TASK REQUIREMENTS »
Without the images, print all the entries below exactly as given.

SUPPLIED RECORDS »
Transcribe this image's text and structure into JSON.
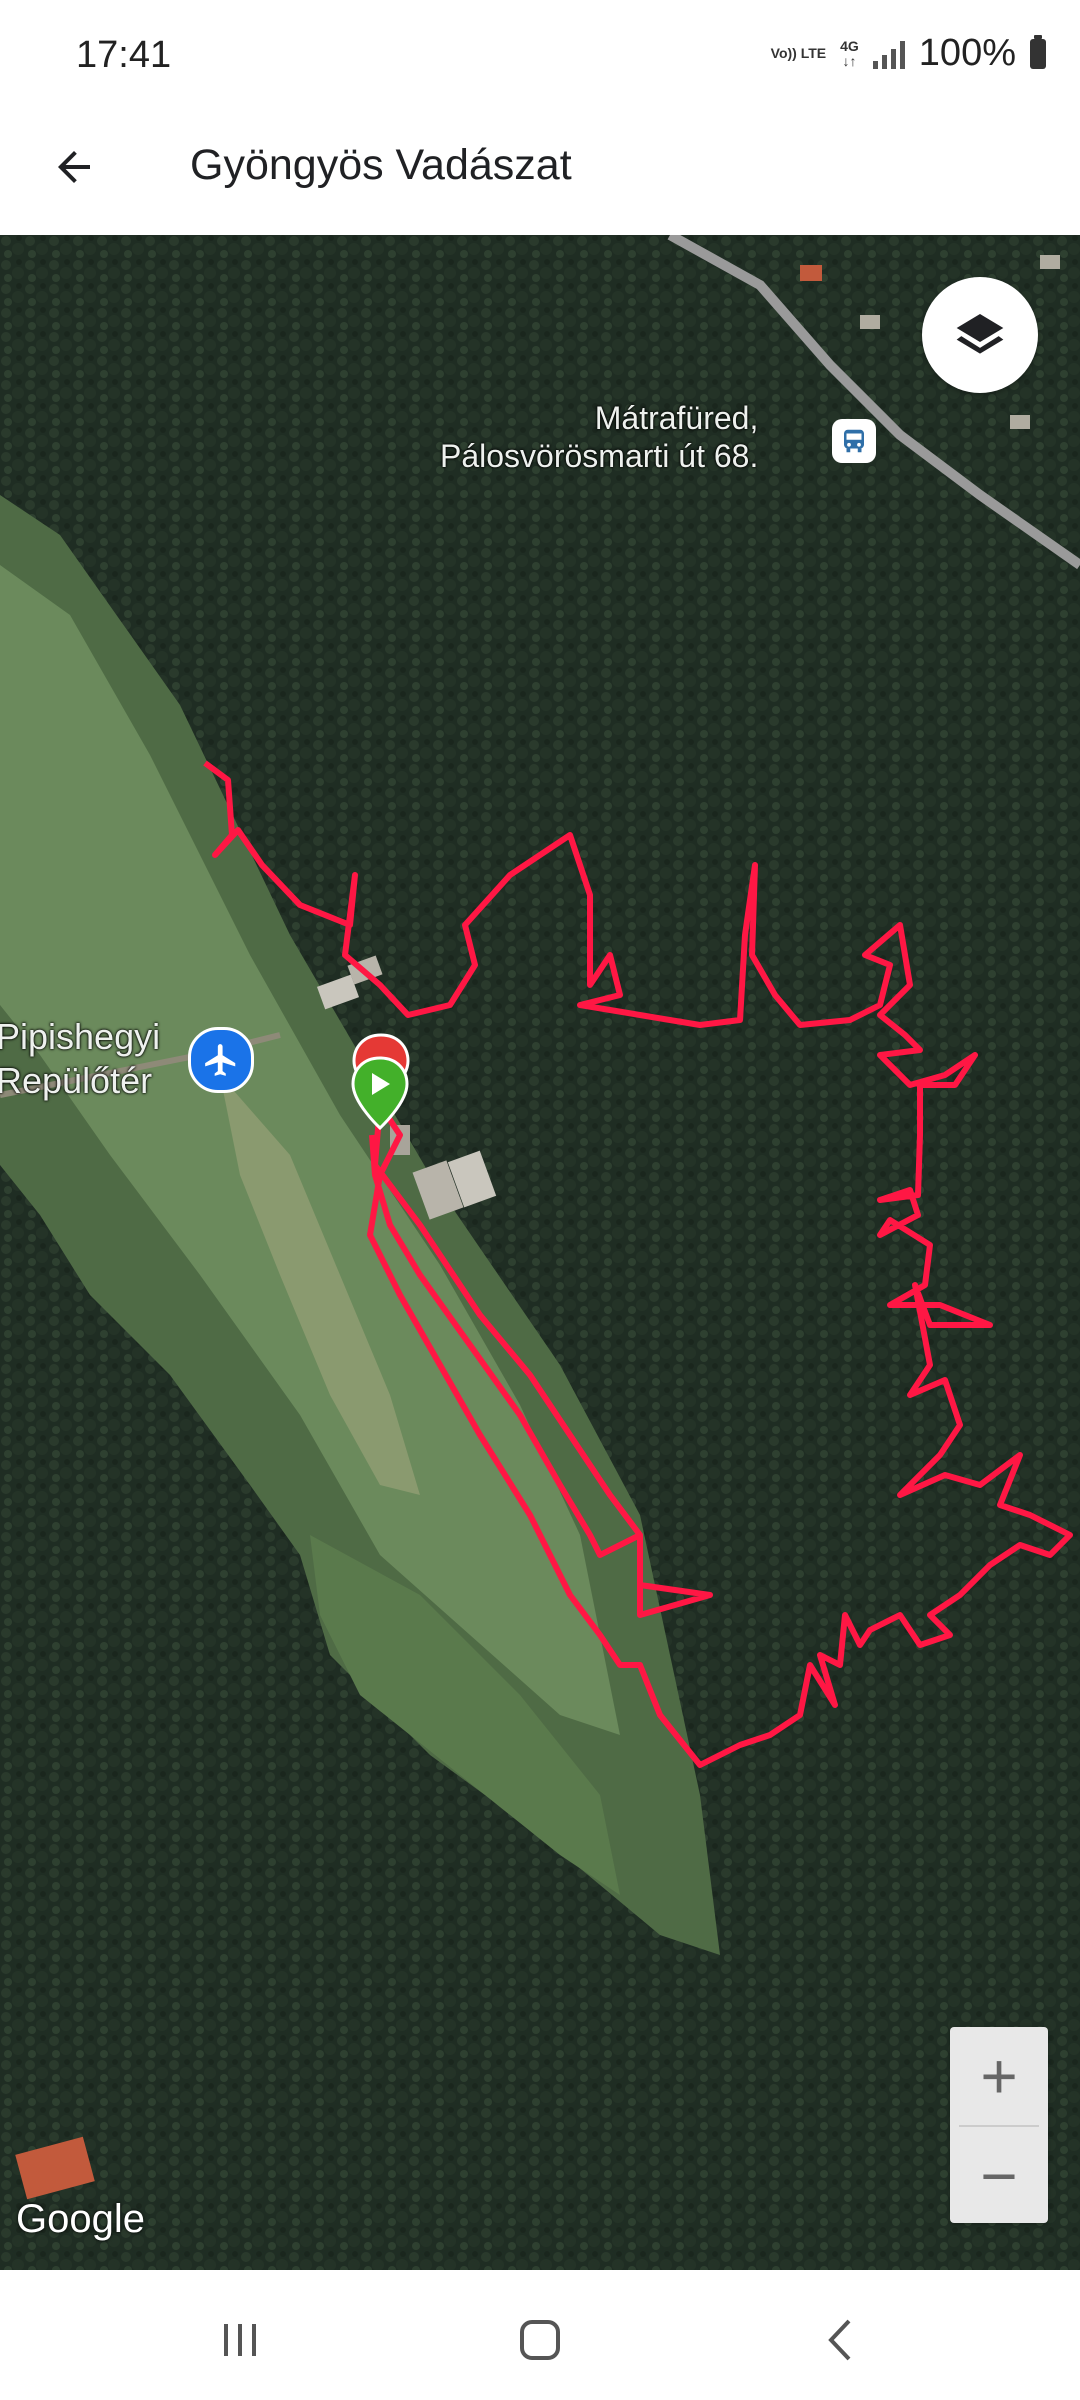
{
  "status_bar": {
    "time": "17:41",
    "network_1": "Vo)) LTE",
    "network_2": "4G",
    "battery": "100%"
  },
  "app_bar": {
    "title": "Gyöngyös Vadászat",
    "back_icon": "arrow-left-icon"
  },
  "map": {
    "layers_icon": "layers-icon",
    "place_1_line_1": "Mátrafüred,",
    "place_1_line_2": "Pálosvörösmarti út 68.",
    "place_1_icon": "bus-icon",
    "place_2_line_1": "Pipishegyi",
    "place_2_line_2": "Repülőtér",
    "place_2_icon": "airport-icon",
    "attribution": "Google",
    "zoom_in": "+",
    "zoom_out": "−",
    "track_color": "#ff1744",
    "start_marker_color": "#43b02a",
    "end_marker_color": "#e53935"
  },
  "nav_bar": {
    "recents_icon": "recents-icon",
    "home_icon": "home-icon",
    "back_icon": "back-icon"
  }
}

RESULT FOR THIS EXERCISE »
Transcribe this image's text and structure into JSON.
{
  "status_bar": {
    "time": "17:41",
    "network_1": "Vo)) LTE",
    "network_2": "4G",
    "battery": "100%"
  },
  "app_bar": {
    "title": "Gyöngyös Vadászat",
    "back_icon": "arrow-left-icon"
  },
  "map": {
    "layers_icon": "layers-icon",
    "place_1_line_1": "Mátrafüred,",
    "place_1_line_2": "Pálosvörösmarti út 68.",
    "place_1_icon": "bus-icon",
    "place_2_line_1": "Pipishegyi",
    "place_2_line_2": "Repülőtér",
    "place_2_icon": "airport-icon",
    "attribution": "Google",
    "zoom_in": "+",
    "zoom_out": "−",
    "track_color": "#ff1744",
    "start_marker_color": "#43b02a",
    "end_marker_color": "#e53935"
  },
  "nav_bar": {
    "recents_icon": "recents-icon",
    "home_icon": "home-icon",
    "back_icon": "back-icon"
  }
}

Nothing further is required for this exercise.